▶ [DESCRIPTION OF THE TASK]: In the material below, list every line carrying the string "left".

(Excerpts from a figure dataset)
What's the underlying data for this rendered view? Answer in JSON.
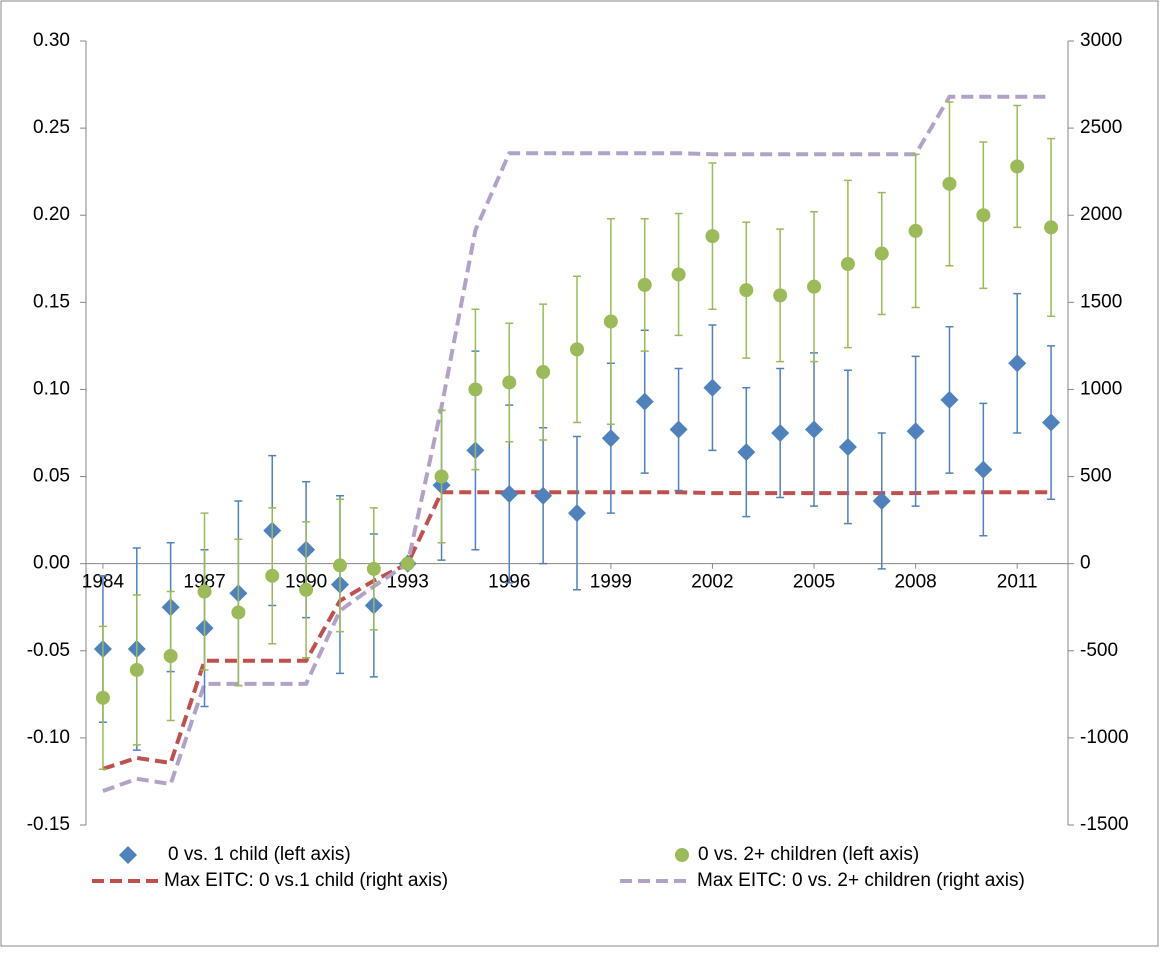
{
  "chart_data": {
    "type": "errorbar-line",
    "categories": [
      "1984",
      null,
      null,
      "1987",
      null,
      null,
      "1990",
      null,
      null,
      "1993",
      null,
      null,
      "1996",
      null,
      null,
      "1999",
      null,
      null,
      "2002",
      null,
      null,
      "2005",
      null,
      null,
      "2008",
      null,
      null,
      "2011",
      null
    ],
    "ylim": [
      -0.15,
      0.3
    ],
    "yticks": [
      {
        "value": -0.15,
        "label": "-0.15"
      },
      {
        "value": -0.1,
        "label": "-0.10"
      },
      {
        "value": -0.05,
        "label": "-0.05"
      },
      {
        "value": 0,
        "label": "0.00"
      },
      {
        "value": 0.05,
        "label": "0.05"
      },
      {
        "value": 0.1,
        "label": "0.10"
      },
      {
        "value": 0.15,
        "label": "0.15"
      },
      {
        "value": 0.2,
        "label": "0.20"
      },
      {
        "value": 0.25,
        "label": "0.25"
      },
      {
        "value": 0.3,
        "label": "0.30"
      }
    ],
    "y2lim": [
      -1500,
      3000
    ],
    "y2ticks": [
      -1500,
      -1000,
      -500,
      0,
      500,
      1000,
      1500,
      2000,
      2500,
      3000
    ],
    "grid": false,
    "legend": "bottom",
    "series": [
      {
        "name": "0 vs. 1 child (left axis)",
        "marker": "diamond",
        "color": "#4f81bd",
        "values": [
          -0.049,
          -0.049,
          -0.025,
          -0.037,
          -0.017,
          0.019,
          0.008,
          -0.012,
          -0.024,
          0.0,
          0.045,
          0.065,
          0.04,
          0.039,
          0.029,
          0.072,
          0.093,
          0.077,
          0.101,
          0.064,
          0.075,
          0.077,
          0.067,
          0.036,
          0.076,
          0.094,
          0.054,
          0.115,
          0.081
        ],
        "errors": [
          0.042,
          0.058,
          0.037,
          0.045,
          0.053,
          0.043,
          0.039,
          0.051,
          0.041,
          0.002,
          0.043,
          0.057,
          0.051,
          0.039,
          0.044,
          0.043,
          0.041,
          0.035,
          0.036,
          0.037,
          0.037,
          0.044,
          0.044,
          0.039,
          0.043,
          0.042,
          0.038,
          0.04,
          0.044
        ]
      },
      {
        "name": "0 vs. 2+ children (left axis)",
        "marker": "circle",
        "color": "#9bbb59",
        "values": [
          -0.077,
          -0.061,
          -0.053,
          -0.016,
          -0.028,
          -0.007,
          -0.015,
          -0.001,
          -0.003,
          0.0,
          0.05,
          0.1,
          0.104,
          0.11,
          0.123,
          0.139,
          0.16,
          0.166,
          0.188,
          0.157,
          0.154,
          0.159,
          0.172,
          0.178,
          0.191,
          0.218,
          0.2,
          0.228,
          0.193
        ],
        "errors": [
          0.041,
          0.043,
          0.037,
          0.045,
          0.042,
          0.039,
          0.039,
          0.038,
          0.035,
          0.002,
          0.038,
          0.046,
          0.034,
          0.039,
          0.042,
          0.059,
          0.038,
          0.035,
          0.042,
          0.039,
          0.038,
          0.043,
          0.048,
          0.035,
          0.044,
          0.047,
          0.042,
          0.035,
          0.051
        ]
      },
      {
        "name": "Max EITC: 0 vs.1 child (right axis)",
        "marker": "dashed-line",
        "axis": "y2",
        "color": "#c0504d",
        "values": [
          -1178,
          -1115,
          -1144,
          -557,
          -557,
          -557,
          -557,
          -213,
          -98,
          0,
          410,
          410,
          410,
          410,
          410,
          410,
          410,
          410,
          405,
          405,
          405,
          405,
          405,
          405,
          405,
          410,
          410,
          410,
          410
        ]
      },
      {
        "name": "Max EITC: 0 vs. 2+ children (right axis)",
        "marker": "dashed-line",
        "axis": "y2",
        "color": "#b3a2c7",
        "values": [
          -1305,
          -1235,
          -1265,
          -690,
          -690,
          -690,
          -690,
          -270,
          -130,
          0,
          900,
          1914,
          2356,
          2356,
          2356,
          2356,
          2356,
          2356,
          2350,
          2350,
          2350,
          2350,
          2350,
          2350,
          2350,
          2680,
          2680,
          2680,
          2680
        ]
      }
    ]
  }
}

▶ [ANSWER TO THE EXERCISE]:
        "name": "0 vs. 1 child (left axis)",
        "name": "0 vs. 2+ children (left axis)",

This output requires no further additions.